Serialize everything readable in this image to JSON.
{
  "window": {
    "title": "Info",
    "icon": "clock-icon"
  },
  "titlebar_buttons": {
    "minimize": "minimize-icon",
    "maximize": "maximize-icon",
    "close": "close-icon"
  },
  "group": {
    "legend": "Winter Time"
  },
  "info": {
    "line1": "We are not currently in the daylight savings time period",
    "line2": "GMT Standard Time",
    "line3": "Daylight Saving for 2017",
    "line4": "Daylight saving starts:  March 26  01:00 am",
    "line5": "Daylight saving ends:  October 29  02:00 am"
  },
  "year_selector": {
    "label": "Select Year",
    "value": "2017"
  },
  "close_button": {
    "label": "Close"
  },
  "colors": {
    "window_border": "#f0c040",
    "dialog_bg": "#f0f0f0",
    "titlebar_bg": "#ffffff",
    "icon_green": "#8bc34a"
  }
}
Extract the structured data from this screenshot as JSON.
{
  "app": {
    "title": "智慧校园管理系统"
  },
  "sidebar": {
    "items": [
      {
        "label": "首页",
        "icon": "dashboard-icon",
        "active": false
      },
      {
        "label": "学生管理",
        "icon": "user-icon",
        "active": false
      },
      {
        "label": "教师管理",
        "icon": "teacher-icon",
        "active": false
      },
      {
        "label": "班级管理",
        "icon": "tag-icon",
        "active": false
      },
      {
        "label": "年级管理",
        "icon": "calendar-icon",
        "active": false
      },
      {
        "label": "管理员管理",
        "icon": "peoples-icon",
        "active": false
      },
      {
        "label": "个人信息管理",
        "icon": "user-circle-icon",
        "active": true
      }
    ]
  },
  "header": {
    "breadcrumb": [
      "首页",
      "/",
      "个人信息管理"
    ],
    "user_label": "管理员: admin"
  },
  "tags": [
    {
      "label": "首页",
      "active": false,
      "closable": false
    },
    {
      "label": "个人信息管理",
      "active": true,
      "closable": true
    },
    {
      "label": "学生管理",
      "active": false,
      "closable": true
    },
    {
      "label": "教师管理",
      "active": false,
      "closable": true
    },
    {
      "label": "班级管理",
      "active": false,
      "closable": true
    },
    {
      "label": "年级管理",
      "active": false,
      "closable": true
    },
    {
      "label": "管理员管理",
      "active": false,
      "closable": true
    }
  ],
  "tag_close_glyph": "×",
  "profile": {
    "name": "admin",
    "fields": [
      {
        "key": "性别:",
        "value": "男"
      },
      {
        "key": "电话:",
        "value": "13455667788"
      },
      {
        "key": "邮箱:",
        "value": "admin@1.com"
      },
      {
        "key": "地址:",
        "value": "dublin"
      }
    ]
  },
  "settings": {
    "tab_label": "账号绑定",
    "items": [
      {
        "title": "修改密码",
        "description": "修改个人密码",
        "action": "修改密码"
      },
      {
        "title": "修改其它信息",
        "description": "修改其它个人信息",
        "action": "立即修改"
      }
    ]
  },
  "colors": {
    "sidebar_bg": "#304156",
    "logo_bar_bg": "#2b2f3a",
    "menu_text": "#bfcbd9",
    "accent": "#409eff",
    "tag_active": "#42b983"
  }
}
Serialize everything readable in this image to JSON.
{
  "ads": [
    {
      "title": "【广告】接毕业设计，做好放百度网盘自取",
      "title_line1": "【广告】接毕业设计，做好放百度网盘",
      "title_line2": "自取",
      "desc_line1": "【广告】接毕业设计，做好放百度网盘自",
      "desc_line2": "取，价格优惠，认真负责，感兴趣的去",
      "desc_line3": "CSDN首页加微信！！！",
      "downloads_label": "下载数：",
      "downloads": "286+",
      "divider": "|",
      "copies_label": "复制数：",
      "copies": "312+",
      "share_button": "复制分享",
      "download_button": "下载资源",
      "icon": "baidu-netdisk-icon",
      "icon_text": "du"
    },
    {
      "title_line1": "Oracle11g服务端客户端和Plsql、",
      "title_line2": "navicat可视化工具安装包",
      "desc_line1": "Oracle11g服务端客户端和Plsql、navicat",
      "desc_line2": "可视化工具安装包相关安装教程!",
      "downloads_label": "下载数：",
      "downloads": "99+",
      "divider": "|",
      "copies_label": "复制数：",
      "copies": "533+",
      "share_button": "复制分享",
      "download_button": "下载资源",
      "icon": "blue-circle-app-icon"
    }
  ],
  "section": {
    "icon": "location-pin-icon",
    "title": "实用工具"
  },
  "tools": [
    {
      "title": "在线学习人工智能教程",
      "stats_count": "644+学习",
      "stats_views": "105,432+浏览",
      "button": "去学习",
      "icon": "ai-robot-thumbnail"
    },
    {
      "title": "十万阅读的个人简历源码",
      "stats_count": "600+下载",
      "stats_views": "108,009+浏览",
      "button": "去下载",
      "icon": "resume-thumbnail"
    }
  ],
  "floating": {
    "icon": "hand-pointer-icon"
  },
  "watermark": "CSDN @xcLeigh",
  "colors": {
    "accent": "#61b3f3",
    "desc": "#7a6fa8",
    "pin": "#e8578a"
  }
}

---

■ The problem
All of the entries above need to be reproduced exactly.

■ Written answer
Serialize everything readable in this image to JSON.
{
  "window": {
    "title": "Info",
    "icon": "clock-icon"
  },
  "titlebar_buttons": {
    "minimize": "minimize-icon",
    "maximize": "maximize-icon",
    "close": "close-icon"
  },
  "group": {
    "legend": "Winter Time"
  },
  "info": {
    "line1": "We are not currently in the daylight savings time period",
    "line2": "GMT Standard Time",
    "line3": "Daylight Saving for 2017",
    "line4": "Daylight saving starts:  March 26  01:00 am",
    "line5": "Daylight saving ends:  October 29  02:00 am"
  },
  "year_selector": {
    "label": "Select Year",
    "value": "2017"
  },
  "close_button": {
    "label": "Close"
  },
  "colors": {
    "window_border": "#f0c040",
    "dialog_bg": "#f0f0f0",
    "titlebar_bg": "#ffffff",
    "icon_green": "#8bc34a"
  }
}
Extract the structured data from this screenshot as JSON.
{
  "app": {
    "title": "智慧校园管理系统"
  },
  "sidebar": {
    "items": [
      {
        "label": "首页",
        "icon": "dashboard-icon",
        "active": false
      },
      {
        "label": "学生管理",
        "icon": "user-icon",
        "active": false
      },
      {
        "label": "教师管理",
        "icon": "teacher-icon",
        "active": false
      },
      {
        "label": "班级管理",
        "icon": "tag-icon",
        "active": false
      },
      {
        "label": "年级管理",
        "icon": "calendar-icon",
        "active": false
      },
      {
        "label": "管理员管理",
        "icon": "peoples-icon",
        "active": false
      },
      {
        "label": "个人信息管理",
        "icon": "user-circle-icon",
        "active": true
      }
    ]
  },
  "header": {
    "breadcrumb": [
      "首页",
      "/",
      "个人信息管理"
    ],
    "user_label": "管理员: admin"
  },
  "tags": [
    {
      "label": "首页",
      "active": false,
      "closable": false
    },
    {
      "label": "个人信息管理",
      "active": true,
      "closable": true
    },
    {
      "label": "学生管理",
      "active": false,
      "closable": true
    },
    {
      "label": "教师管理",
      "active": false,
      "closable": true
    },
    {
      "label": "班级管理",
      "active": false,
      "closable": true
    },
    {
      "label": "年级管理",
      "active": false,
      "closable": true
    },
    {
      "label": "管理员管理",
      "active": false,
      "closable": true
    }
  ],
  "tag_close_glyph": "×",
  "profile": {
    "name": "admin",
    "fields": [
      {
        "key": "性别:",
        "value": "男"
      },
      {
        "key": "电话:",
        "value": "13455667788"
      },
      {
        "key": "邮箱:",
        "value": "admin@1.com"
      },
      {
        "key": "地址:",
        "value": "dublin"
      }
    ]
  },
  "settings": {
    "tab_label": "账号绑定",
    "items": [
      {
        "title": "修改密码",
        "description": "修改个人密码",
        "action": "修改密码"
      },
      {
        "title": "修改其它信息",
        "description": "修改其它个人信息",
        "action": "立即修改"
      }
    ]
  },
  "colors": {
    "sidebar_bg": "#304156",
    "logo_bar_bg": "#2b2f3a",
    "menu_text": "#bfcbd9",
    "accent": "#409eff",
    "tag_active": "#42b983"
  }
}
Serialize everything readable in this image to JSON.
{
  "ads": [
    {
      "title": "【广告】接毕业设计，做好放百度网盘自取",
      "title_line1": "【广告】接毕业设计，做好放百度网盘",
      "title_line2": "自取",
      "desc_line1": "【广告】接毕业设计，做好放百度网盘自",
      "desc_line2": "取，价格优惠，认真负责，感兴趣的去",
      "desc_line3": "CSDN首页加微信！！！",
      "downloads_label": "下载数：",
      "downloads": "286+",
      "divider": "|",
      "copies_label": "复制数：",
      "copies": "312+",
      "share_button": "复制分享",
      "download_button": "下载资源",
      "icon": "baidu-netdisk-icon",
      "icon_text": "du"
    },
    {
      "title_line1": "Oracle11g服务端客户端和Plsql、",
      "title_line2": "navicat可视化工具安装包",
      "desc_line1": "Oracle11g服务端客户端和Plsql、navicat",
      "desc_line2": "可视化工具安装包相关安装教程!",
      "downloads_label": "下载数：",
      "downloads": "99+",
      "divider": "|",
      "copies_label": "复制数：",
      "copies": "533+",
      "share_button": "复制分享",
      "download_button": "下载资源",
      "icon": "blue-circle-app-icon"
    }
  ],
  "section": {
    "icon": "location-pin-icon",
    "title": "实用工具"
  },
  "tools": [
    {
      "title": "在线学习人工智能教程",
      "stats_count": "644+学习",
      "stats_views": "105,432+浏览",
      "button": "去学习",
      "icon": "ai-robot-thumbnail"
    },
    {
      "title": "十万阅读的个人简历源码",
      "stats_count": "600+下载",
      "stats_views": "108,009+浏览",
      "button": "去下载",
      "icon": "resume-thumbnail"
    }
  ],
  "floating": {
    "icon": "hand-pointer-icon"
  },
  "watermark": "CSDN @xcLeigh",
  "colors": {
    "accent": "#61b3f3",
    "desc": "#7a6fa8",
    "pin": "#e8578a"
  }
}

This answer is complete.